### GOAL
Identify the lines bearing the string "color" and gather them.
# # # # #
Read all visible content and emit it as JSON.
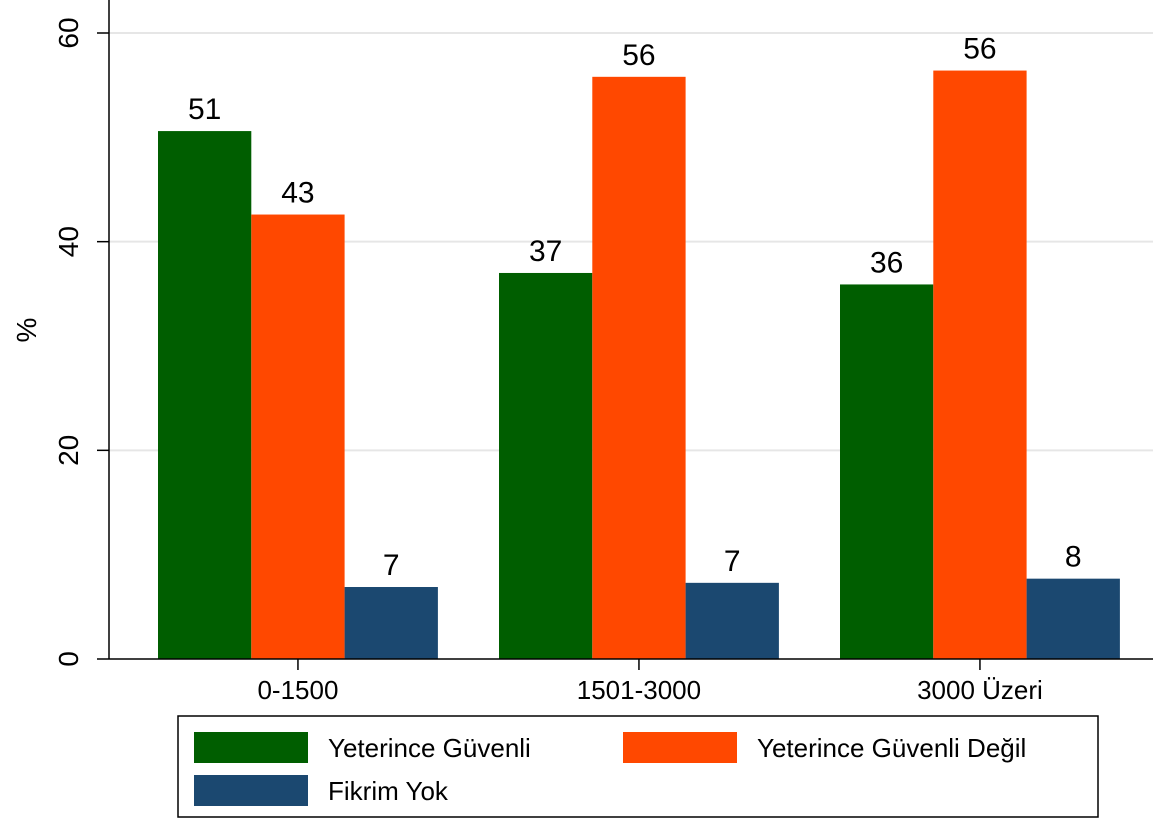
{
  "chart_data": {
    "type": "bar",
    "title": "",
    "xlabel": "",
    "ylabel": "%",
    "ylim": [
      0,
      60
    ],
    "yticks": [
      0,
      20,
      40,
      60
    ],
    "grid": true,
    "legend_position": "bottom",
    "categories": [
      "0-1500",
      "1501-3000",
      "3000 Üzeri"
    ],
    "series": [
      {
        "name": "Yeterince Güvenli",
        "values": [
          50.6,
          37.0,
          35.9
        ],
        "labels": [
          "51",
          "37",
          "36"
        ],
        "color": "#005e00"
      },
      {
        "name": "Yeterince Güvenli Değil",
        "values": [
          42.6,
          55.8,
          56.4
        ],
        "labels": [
          "43",
          "56",
          "56"
        ],
        "color": "#ff4800"
      },
      {
        "name": "Fikrim Yok",
        "values": [
          6.9,
          7.3,
          7.7
        ],
        "labels": [
          "7",
          "7",
          "8"
        ],
        "color": "#1b4870"
      }
    ]
  }
}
# # # # #
### EXERCISE RESULT
        "color": "#005e00"
        "color": "#ff4800"
        "color": "#1b4870"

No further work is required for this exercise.